CHAIRMAN ROGERS: Judy and then Lee.
MS. BRADY: Oh, I have an idea. If you're worried about too much
money, we'll just tell the companies they don't have to pay taxes
(indisc.) and golly, they'd probably -- they'd have to think about
it a little bit, but you know, then we wouldn't have t worry about
all this extra money.
CHAIRMAN ROGERS: Now you're doing (indisc.) oil and gas policy
council.
MS. BRADY: ....mucking up the budget. Wouldn't everybody love to
have our problem that you know, what do we do with all this....
CHAIRMAN ROGERS: Lee.
MR. GORSUCH: Well, I think we -- we can handle it by revising the
replenishment and simply have a replenishment device which is
whenever oil prices are in excess of 10 percent of the prior year
forecast and (indisc.).
MR. O'CONNOR: Current year oil revenues, not oil prices because
that takes care of lease bonuses or (indisc.).

(Layout records)

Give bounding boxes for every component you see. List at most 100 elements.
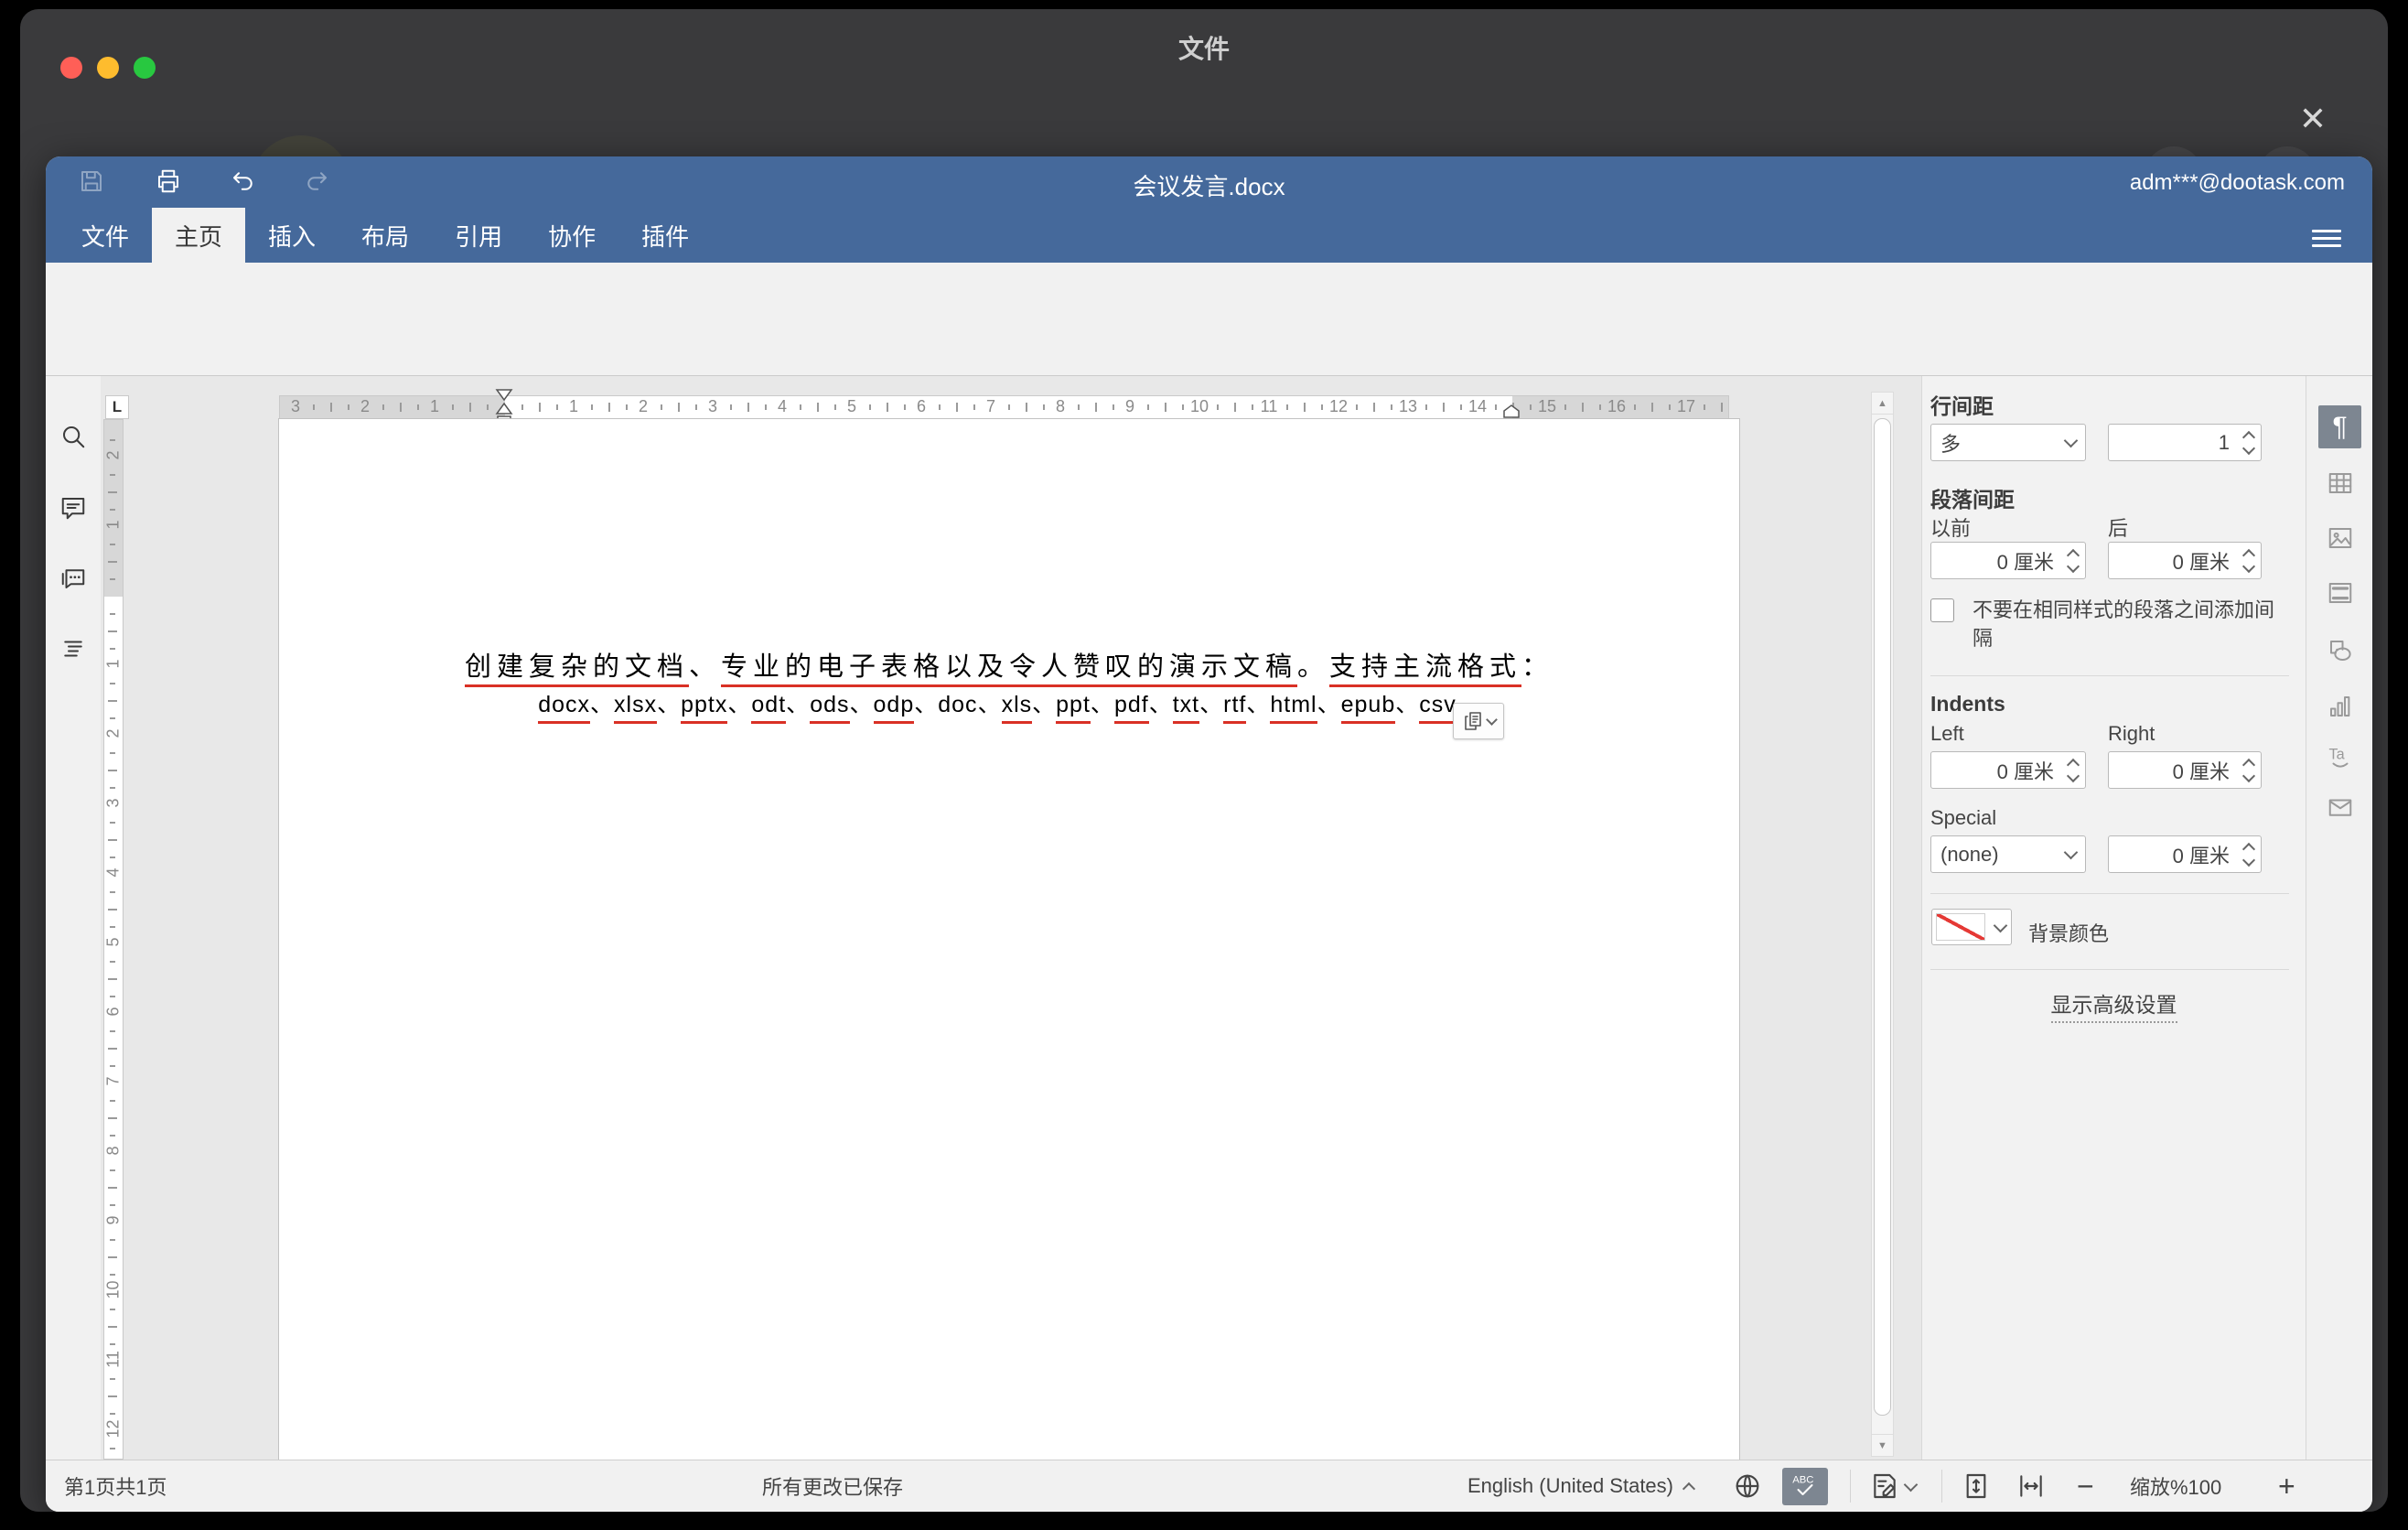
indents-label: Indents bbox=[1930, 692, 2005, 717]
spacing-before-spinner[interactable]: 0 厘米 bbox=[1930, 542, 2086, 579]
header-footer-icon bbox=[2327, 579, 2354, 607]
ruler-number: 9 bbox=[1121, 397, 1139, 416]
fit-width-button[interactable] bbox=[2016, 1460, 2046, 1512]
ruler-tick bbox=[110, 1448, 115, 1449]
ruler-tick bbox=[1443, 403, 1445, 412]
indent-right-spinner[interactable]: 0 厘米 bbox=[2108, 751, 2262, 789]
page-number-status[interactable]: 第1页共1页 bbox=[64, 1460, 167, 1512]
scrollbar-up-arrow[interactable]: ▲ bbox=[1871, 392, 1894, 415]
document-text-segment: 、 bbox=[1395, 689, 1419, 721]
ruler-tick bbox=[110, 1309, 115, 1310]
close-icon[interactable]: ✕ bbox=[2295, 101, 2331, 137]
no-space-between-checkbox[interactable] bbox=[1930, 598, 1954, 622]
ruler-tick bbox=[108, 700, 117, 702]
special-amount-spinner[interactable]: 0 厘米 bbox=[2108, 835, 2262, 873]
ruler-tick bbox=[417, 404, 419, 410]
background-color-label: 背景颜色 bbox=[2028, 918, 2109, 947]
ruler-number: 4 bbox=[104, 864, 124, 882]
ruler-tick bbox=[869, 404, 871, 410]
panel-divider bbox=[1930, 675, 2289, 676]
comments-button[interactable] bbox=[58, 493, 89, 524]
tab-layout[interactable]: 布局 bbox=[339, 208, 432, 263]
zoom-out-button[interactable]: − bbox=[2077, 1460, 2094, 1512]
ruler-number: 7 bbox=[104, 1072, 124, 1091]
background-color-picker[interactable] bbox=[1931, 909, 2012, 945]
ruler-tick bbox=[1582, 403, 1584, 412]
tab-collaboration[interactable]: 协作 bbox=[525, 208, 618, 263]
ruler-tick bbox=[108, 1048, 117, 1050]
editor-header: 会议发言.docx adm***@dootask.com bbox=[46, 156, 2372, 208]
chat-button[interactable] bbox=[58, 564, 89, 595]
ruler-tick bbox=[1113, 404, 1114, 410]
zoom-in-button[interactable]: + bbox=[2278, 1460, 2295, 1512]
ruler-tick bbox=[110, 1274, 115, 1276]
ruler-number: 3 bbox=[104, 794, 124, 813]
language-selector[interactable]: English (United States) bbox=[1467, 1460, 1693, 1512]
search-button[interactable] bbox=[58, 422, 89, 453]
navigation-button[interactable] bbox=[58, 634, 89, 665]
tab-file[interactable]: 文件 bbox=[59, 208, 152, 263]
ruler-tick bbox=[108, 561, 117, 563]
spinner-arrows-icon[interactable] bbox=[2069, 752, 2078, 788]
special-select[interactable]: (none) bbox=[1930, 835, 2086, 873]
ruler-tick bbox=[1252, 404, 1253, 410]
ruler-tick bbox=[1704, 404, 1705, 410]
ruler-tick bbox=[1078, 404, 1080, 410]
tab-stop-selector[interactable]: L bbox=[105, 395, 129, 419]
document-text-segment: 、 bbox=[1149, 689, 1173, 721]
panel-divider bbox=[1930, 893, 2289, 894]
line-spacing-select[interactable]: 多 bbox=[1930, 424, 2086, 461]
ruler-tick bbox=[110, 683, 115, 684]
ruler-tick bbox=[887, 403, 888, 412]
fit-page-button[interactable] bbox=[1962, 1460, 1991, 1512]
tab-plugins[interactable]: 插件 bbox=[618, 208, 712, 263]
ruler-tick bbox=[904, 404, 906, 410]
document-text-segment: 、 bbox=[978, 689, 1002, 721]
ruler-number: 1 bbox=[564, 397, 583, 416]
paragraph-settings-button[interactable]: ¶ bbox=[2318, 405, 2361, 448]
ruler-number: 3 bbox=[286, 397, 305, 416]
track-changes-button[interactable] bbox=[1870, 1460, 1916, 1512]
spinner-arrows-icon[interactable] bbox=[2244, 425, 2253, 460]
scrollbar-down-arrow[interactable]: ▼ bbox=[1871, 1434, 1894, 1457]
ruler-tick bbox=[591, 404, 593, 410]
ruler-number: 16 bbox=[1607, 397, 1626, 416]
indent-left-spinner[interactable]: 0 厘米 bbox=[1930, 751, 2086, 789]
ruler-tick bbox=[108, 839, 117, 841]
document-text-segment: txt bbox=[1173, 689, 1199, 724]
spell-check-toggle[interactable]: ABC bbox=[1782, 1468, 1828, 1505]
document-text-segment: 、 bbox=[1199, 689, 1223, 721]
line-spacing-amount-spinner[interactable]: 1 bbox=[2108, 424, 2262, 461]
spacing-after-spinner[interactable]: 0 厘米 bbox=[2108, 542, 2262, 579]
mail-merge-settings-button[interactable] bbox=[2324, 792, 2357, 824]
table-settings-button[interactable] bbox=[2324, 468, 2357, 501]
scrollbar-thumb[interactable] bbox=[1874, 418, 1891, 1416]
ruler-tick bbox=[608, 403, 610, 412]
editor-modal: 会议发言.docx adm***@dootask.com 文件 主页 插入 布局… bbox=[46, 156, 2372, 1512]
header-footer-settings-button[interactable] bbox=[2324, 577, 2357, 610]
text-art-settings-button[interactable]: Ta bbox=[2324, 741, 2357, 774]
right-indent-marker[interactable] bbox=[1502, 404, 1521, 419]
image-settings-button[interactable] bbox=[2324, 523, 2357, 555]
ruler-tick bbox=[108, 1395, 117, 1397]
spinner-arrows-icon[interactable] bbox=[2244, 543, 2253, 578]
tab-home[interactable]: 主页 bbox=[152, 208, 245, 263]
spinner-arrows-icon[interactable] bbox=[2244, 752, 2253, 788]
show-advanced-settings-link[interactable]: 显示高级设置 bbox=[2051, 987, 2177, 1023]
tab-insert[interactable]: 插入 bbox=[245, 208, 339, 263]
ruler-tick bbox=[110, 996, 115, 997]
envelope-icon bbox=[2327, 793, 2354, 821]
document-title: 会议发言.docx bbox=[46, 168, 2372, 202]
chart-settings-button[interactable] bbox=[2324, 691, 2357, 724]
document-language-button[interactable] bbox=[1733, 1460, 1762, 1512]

- [Task details]
From the meeting transcript, reproduce verbatim the passage that begins with the words containing "MR. GORSUCH: Well, I" and ends with "forecast and (indisc.).".

- [Exercise solution]
MR. GORSUCH: Well, I think we -- we can handle it by revising the
replenishment and simply have a replenishment device which is
whenever oil prices are in excess of 10 percent of the prior year
forecast and (indisc.).